• [Problem description] Go through the listing below and gather every line with the word "weird".
########
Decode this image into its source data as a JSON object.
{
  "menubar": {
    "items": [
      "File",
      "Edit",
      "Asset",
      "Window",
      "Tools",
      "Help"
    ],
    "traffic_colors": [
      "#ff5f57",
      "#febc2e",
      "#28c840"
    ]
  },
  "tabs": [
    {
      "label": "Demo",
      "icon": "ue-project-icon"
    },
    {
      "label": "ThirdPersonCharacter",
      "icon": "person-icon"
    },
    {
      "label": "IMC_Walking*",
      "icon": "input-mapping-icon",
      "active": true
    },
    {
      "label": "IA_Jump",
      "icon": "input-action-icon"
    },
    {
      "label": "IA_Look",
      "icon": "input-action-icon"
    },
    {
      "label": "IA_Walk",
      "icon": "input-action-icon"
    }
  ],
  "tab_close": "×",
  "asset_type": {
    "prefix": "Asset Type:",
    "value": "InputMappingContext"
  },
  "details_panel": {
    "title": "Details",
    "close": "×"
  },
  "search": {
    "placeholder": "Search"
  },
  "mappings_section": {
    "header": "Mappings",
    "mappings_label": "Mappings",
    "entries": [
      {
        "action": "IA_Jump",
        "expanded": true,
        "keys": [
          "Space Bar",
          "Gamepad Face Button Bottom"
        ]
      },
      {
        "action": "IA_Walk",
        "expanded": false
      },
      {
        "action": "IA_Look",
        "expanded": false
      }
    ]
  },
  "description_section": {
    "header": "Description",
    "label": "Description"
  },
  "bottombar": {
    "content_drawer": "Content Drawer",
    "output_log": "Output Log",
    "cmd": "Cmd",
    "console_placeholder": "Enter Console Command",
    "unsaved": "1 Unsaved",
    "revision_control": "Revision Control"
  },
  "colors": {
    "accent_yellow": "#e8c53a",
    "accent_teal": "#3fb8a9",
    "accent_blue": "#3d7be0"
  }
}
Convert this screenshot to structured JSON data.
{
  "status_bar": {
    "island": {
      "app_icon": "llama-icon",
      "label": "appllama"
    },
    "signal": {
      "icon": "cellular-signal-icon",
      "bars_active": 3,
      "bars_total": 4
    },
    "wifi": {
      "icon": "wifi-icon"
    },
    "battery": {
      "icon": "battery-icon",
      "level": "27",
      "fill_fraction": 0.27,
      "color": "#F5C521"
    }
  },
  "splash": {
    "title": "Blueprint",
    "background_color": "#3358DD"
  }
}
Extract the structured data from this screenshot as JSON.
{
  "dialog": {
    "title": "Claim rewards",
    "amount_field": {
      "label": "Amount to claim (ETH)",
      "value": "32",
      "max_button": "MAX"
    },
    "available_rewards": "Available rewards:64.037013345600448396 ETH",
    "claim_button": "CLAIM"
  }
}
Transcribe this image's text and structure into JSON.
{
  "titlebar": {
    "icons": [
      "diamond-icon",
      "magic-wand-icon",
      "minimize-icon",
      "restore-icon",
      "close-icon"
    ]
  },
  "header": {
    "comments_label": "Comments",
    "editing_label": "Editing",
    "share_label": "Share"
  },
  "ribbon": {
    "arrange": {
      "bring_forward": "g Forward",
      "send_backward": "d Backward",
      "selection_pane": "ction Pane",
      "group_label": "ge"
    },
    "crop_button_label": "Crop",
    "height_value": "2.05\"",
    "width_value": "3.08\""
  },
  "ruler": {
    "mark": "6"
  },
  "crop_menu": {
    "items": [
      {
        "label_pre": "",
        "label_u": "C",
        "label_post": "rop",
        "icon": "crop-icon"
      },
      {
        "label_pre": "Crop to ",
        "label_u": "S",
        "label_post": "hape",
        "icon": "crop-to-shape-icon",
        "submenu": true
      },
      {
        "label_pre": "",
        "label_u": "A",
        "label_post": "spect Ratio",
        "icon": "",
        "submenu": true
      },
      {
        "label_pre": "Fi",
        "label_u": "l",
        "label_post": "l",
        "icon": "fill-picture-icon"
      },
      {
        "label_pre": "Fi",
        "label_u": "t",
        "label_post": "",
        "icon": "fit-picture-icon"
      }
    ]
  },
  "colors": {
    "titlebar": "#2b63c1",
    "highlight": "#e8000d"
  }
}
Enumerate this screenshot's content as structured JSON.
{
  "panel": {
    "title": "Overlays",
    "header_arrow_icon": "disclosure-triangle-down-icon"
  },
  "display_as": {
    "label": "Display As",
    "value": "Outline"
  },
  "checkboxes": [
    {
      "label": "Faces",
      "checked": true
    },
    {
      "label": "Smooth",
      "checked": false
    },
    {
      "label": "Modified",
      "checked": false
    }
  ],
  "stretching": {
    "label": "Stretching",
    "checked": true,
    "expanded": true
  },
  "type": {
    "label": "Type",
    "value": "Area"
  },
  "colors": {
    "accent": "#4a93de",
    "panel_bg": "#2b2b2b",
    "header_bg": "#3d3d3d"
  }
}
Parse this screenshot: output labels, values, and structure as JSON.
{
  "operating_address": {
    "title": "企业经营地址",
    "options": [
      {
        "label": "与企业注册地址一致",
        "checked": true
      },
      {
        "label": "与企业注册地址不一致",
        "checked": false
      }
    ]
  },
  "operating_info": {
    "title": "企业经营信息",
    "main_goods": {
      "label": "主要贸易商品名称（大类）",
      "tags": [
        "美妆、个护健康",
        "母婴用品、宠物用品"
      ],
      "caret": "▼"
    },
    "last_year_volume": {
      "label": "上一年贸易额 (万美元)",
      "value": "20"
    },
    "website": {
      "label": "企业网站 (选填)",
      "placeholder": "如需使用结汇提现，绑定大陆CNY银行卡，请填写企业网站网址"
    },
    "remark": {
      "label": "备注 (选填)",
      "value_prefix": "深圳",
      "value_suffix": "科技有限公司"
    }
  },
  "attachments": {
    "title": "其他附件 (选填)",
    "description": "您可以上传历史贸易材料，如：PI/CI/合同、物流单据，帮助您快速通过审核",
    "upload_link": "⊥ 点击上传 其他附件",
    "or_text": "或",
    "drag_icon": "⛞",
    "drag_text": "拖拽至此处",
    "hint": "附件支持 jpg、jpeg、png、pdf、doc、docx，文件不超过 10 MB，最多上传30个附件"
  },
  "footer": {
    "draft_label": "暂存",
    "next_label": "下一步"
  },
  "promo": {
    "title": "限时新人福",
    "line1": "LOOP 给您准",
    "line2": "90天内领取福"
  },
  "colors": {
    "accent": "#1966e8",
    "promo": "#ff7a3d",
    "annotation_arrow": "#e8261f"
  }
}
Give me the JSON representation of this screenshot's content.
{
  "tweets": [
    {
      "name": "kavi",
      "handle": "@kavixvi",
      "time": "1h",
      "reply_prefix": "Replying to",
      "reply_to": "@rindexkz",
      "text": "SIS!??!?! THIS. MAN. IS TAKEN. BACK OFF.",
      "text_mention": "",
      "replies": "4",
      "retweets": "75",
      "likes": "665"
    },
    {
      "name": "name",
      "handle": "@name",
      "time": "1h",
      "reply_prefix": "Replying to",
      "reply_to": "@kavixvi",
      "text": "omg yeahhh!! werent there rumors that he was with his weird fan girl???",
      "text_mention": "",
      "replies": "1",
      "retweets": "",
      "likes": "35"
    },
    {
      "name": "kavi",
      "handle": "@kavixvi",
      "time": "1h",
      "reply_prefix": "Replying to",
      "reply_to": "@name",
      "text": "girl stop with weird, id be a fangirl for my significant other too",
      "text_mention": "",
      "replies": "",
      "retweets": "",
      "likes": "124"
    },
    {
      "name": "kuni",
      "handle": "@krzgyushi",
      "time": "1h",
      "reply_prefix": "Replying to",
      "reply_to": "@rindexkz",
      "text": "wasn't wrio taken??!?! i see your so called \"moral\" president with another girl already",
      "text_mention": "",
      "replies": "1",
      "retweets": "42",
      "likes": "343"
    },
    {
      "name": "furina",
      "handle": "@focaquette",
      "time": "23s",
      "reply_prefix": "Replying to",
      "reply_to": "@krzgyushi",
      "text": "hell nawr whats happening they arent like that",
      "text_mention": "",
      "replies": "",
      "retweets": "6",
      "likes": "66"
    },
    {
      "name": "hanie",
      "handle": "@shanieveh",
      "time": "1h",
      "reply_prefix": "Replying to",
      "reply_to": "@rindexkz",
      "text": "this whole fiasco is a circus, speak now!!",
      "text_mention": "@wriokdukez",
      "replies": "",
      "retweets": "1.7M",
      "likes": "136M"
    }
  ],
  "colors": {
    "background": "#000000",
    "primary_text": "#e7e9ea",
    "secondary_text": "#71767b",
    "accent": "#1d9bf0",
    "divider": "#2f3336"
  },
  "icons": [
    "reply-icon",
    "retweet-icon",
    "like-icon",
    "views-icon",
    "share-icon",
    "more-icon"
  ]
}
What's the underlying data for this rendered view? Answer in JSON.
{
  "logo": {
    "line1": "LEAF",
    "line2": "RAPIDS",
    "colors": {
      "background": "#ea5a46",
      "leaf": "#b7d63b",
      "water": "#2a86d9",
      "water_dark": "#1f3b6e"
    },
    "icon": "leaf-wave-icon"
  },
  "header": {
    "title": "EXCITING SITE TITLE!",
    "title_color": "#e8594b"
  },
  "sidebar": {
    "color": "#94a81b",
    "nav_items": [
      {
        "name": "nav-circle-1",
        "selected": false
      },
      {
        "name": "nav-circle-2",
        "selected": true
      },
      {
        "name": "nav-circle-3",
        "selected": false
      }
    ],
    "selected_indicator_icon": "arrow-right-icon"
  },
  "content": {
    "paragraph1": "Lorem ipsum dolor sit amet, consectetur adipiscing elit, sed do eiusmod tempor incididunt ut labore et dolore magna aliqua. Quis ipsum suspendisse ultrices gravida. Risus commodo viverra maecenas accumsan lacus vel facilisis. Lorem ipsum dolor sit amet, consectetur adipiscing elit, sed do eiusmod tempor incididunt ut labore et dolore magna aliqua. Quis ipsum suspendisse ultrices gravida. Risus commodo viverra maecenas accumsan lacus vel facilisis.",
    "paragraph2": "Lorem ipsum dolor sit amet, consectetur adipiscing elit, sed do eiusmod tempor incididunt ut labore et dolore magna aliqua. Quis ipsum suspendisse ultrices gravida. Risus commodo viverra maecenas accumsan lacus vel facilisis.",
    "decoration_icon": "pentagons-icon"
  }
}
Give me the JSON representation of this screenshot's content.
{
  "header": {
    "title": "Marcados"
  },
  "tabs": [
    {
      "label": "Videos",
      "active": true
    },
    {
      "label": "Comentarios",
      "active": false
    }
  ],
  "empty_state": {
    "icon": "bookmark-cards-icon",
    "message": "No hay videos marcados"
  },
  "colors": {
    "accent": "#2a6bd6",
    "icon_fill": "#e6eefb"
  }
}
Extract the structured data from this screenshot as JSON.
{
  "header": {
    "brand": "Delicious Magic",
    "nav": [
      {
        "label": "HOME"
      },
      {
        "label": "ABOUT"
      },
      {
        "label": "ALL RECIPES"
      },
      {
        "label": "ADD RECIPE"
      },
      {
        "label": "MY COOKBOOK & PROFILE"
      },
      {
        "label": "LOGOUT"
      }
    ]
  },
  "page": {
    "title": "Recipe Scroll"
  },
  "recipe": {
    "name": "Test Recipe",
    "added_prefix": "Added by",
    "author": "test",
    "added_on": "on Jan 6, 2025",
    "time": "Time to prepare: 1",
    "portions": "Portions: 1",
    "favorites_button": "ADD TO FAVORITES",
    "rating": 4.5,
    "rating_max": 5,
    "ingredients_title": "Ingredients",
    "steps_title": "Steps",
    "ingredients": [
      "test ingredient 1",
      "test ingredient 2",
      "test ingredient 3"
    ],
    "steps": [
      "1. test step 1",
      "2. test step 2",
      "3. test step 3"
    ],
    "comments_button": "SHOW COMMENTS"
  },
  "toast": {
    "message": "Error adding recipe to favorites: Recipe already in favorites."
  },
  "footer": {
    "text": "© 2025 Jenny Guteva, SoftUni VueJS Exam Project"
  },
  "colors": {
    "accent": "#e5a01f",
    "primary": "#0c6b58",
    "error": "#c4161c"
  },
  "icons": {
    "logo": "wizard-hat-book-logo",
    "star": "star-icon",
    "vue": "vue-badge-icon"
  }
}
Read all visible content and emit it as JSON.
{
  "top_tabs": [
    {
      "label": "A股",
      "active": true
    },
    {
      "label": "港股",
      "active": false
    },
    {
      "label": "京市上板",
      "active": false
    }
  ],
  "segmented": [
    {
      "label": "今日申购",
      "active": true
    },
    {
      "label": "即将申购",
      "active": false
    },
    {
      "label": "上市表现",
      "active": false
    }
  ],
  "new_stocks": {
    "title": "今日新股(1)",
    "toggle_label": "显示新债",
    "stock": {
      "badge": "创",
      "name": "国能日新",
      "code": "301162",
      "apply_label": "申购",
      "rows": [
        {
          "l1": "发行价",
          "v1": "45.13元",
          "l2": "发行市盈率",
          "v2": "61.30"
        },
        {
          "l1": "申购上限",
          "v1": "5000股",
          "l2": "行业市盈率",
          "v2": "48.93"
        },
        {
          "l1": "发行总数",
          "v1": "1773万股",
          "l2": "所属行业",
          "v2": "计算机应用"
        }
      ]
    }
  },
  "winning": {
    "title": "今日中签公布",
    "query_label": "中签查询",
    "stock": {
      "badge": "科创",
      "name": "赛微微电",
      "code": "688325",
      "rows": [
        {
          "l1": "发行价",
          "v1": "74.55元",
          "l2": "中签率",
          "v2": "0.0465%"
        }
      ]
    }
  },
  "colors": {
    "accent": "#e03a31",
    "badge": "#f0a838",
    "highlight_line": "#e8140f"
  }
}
########
• [Result of the task]
      "text": "omg yeahhh!! werent there rumors that he was with his weird fan girl???",
      "text": "girl stop with weird, id be a fangirl for my significant other too",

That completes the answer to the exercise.